II.      Les thèses des parties

 

[39]         Me MacDougall soutient que la preuve montre qu’au cours des années d’imposition en cause, l’appelant ne résidait pas habituellement au Canada. Il affirme que les faits de la présente affaire sont différents des faits que le juge Rand a examinés dans l’arrêt Thomson v. Minister of National Revenue, [1946] R.C.S. 209, de la Cour suprême du Canada. Il soutient qu’on ne saurait conclure que l’appelant ne pouvait être réputé avoir été résident au Canada pour l’année d’imposition 2000 puisque l’examen de son passeport montre que l’appelant était présent au Canada pendant moins de 183 jours cette année‑là. Je n’ai pas à examiner cette question pour les années d’imposition 1999 et 2001 puisque l’intimée admet que l’appelant était présent au Canada pendant moins de 183 jours au cours de chacune de ces années.

 

[40]         Enfin, Me MacDougall soutient que le centre des intérêts vitaux de son client est plus étroitement lié au Guyana, son pays de naissance, de sorte que l’appelant est résident au Guyana aux fins de la Loi au sens de l’alinéa 4(2)a) de la Convention fiscale Canada-Guyana (la « convention »).

 

[41]         Dès le début de l’instance, Me MacDougall a clairement fait savoir qu’il ne produirait pas de preuve en vue de contester le montant du revenu à l’égard duquel son client serait assujetti à l’impôt par suite des cotisations. Il convient que, pour statuer, il suffit que la Cour se prononce uniquement sur la question de savoir si son client était un résident du Canada au cours des années d’imposition en question.

 

[42]         Comme on peut s’y attendre, l’avocat de l’intimée, Me Leckie, soutient que la preuve appelle les conclusions suivantes :

 

a)    l’appelant était résident, ou résident habituel ou normalement, au Canada au cours des années d’imposition 1999, 2000 et 2001;

b)    subsidiairement, l’appelant est réputé avoir résidé au Canada au cours de l’année d’imposition 2000 parce qu’il avait séjourné au Canada pendant plus de 183 jours;

c)    si je devrais conclure que l’appelant était résident dans les deux pays, l’appelant était résident du Canada aux fins de la Loi, compte tenu des règles décisives figurant à l’alinéa 4(2)a) de la convention.

 

III.     Analyse

 

[43]         La question dont je suis saisi est essentiellement une question de fait. Ainsi, il convient d’examiner brièvement l'arrêt que la Cour suprême du Canada a rendu dans l’affaire Thomson v. Minister of National Revenue, précitée, et la décision que l’ancien juge en chef Bowman, de la Cour, a rendue dans l’affaire Fisher v. The Queen, 95 DTC 840.
-=-=-=-=-
-- CONSIGNE --
Reprenez l'extrait de jugement sur la résidence de l'appelant au Canada et rédigez la suite à partir de sa dernière phrase.

-- MATÉRIEL --
-=-=-=-=-
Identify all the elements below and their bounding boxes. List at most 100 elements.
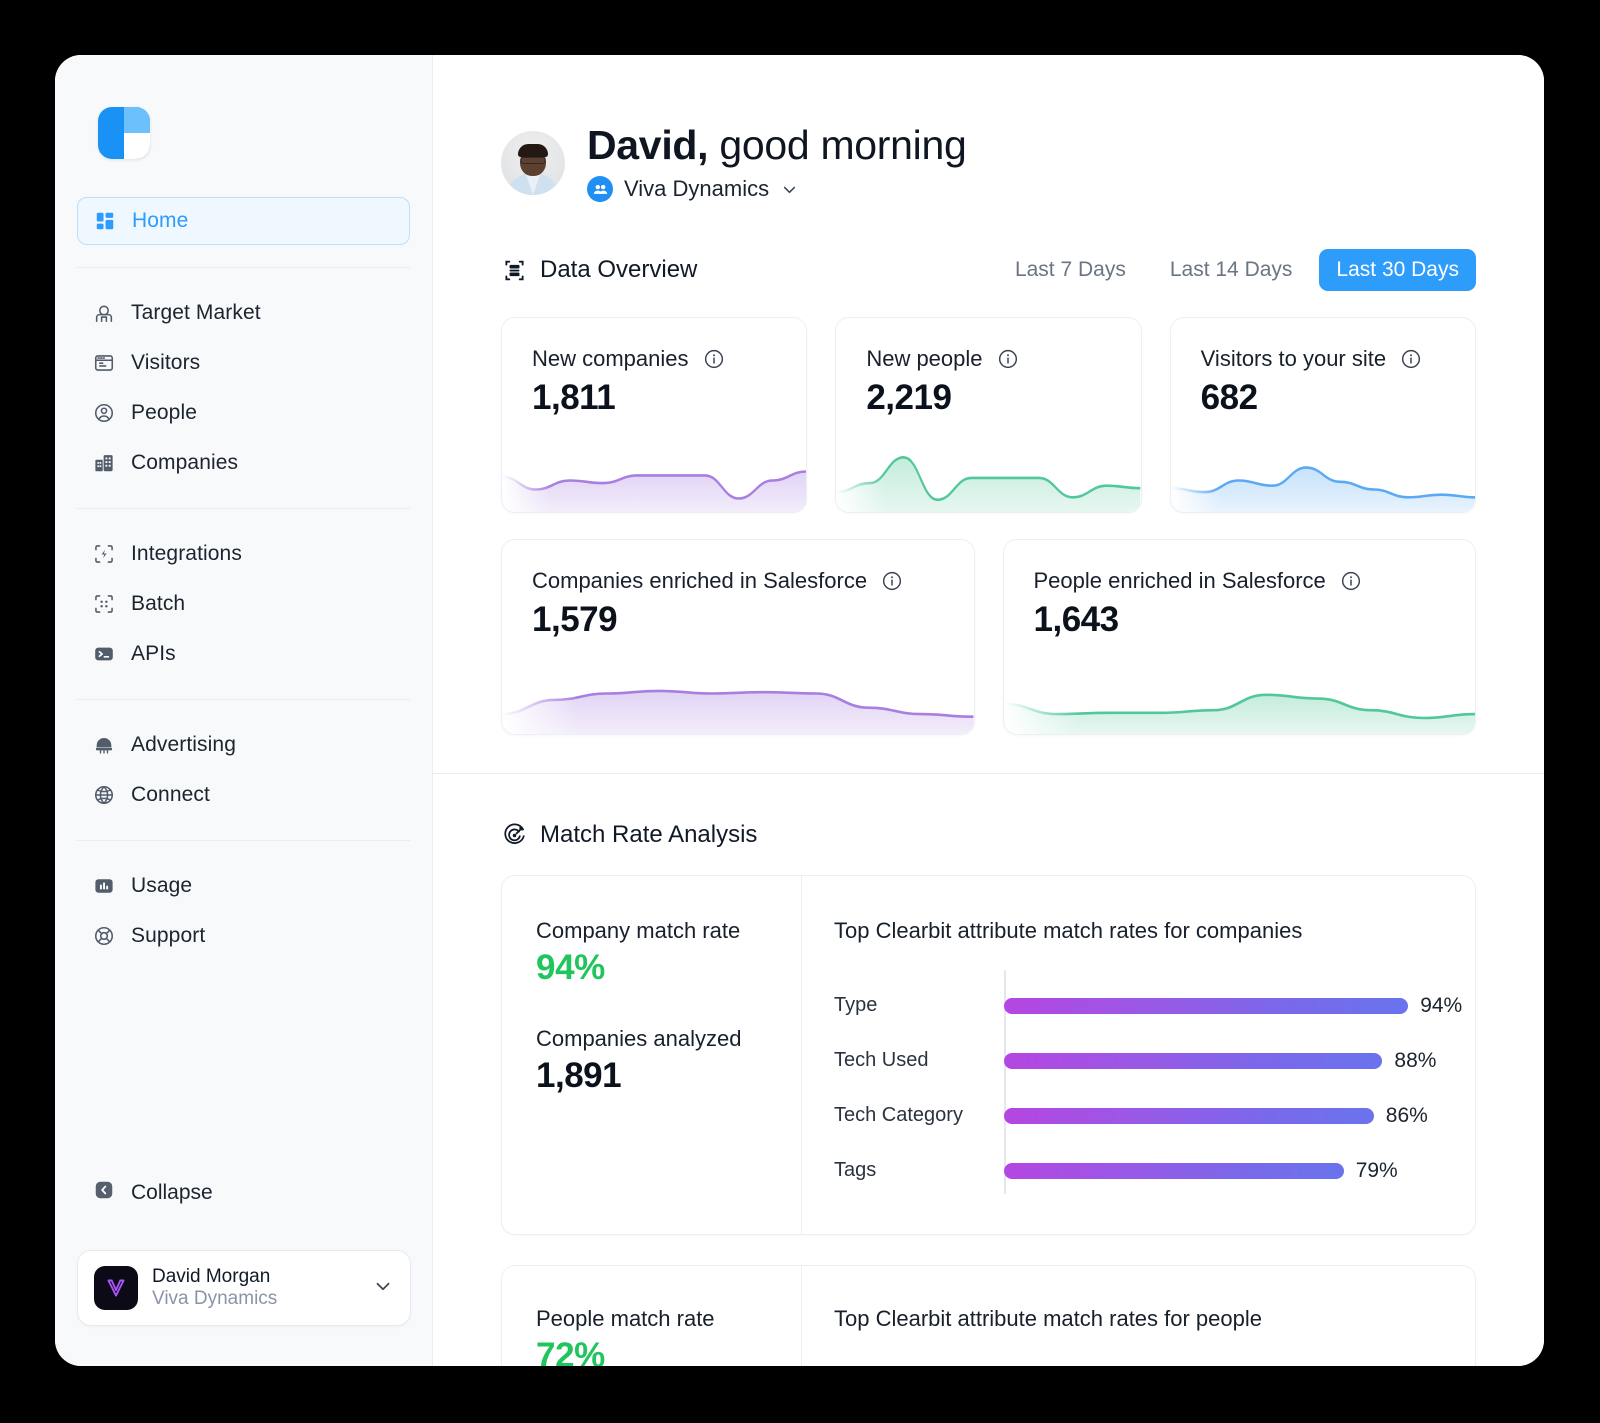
-=-=-=-=-
-- RÉPONSE RÉDIGÉE --
[44]         Dans l’arrêt Thomson, il a été conclu que l’appelant [traduction] « résidait » ou [traduction] « résidait habituellement » au Canada au cours des années d’imposition en cause. M. Thomson, qui était citoyen canadien, disposait de logements à East Riverside (Nouveau‑Brunswick) et à Pinehurst (Caroline du Nord). Chaque année, le contribuable quittait la Caroline du Nord pour s’installer au Nouveau‑Brunswick avec sa famille et ses domestiques. Il restait sans faute au Nouveau‑Brunswick pendant une période continue de 150 jours, du mois de mai au mois d’octobre. Il quittait le Nouveau‑Brunswick à l’approche de l’hiver, à la fin du mois d’octobre, et il retournait à Pinehurst avec sa famille et ses domestiques. Tel était le mode de vie que le contribuable et sa famille avaient adopté. Le juge Rand interprète le terme « résident » et l'expression « résident habituel » comme suit :

 

[traduction]

 

Le temps, l’objet, l’intention, la continuité et les autres circonstances pertinentes sont des éléments d'intensité variable; cela montre que, dans le langage ordinaire, le terme « résident » ne correspond pas à des éléments fixes qui doivent tous être présents dans chaque cas donné. Il est tout à fait impossible d’en donner une définition précise et applicable à tous les cas. Ce terme est très souple, et ses nuances nombreuses varient non seulement suivant le contexte de différentes matières, mais aussi suivant les différents aspects d’une même matière. Dans tel cas, on y retrouve certains éléments, dans d’autres, on en trouve d’autres dont certains sont fréquents et certains autres nouveaux.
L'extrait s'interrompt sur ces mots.